__GIVEN DATA__.
## Start

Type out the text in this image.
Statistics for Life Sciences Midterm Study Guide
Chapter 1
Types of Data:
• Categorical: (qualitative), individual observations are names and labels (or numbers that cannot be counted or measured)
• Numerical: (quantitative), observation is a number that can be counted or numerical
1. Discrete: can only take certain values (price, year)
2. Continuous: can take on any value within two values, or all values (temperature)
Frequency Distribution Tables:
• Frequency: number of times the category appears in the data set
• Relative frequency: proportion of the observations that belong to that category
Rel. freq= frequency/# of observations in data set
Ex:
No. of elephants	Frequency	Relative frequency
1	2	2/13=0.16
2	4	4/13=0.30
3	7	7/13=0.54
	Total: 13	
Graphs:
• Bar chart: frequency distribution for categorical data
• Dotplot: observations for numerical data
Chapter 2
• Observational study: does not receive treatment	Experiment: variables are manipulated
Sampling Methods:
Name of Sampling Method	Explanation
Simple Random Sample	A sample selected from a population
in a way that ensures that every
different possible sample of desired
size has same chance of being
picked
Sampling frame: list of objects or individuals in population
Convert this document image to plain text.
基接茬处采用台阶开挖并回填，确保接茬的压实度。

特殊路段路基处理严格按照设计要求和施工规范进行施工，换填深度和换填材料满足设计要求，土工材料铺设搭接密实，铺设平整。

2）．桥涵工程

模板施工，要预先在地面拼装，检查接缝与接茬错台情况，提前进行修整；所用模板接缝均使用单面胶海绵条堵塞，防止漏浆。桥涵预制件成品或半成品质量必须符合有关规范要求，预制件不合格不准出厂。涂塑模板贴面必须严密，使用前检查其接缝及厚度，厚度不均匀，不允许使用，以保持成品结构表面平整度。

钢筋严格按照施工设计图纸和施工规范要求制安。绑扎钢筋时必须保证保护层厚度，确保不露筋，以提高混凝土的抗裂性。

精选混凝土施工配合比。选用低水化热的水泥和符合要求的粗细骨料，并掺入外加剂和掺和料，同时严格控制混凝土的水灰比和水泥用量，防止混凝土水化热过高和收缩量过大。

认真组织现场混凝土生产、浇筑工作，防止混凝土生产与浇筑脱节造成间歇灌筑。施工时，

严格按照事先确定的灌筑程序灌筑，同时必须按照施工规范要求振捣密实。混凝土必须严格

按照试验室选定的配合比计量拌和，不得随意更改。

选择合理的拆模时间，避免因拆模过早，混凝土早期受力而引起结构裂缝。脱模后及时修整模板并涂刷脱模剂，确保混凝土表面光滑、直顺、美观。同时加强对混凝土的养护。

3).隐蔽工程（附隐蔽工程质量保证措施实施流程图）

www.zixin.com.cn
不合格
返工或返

## End

__YOUR GOAL__. Only the lines from the one containing "Convert this document image to plain text." to the end of the records should be repeated, exactly as they appear.

__CORRECT RESULT__.
Convert this document image to plain text.
基接茬处采用台阶开挖并回填，确保接茬的压实度。

特殊路段路基处理严格按照设计要求和施工规范进行施工，换填深度和换填材料满足设计要求，土工材料铺设搭接密实，铺设平整。

2）．桥涵工程

模板施工，要预先在地面拼装，检查接缝与接茬错台情况，提前进行修整；所用模板接缝均使用单面胶海绵条堵塞，防止漏浆。桥涵预制件成品或半成品质量必须符合有关规范要求，预制件不合格不准出厂。涂塑模板贴面必须严密，使用前检查其接缝及厚度，厚度不均匀，不允许使用，以保持成品结构表面平整度。

钢筋严格按照施工设计图纸和施工规范要求制安。绑扎钢筋时必须保证保护层厚度，确保不露筋，以提高混凝土的抗裂性。

精选混凝土施工配合比。选用低水化热的水泥和符合要求的粗细骨料，并掺入外加剂和掺和料，同时严格控制混凝土的水灰比和水泥用量，防止混凝土水化热过高和收缩量过大。

认真组织现场混凝土生产、浇筑工作，防止混凝土生产与浇筑脱节造成间歇灌筑。施工时，

严格按照事先确定的灌筑程序灌筑，同时必须按照施工规范要求振捣密实。混凝土必须严格

按照试验室选定的配合比计量拌和，不得随意更改。

选择合理的拆模时间，避免因拆模过早，混凝土早期受力而引起结构裂缝。脱模后及时修整模板并涂刷脱模剂，确保混凝土表面光滑、直顺、美观。同时加强对混凝土的养护。

3).隐蔽工程（附隐蔽工程质量保证措施实施流程图）

www.zixin.com.cn
不合格
返工或返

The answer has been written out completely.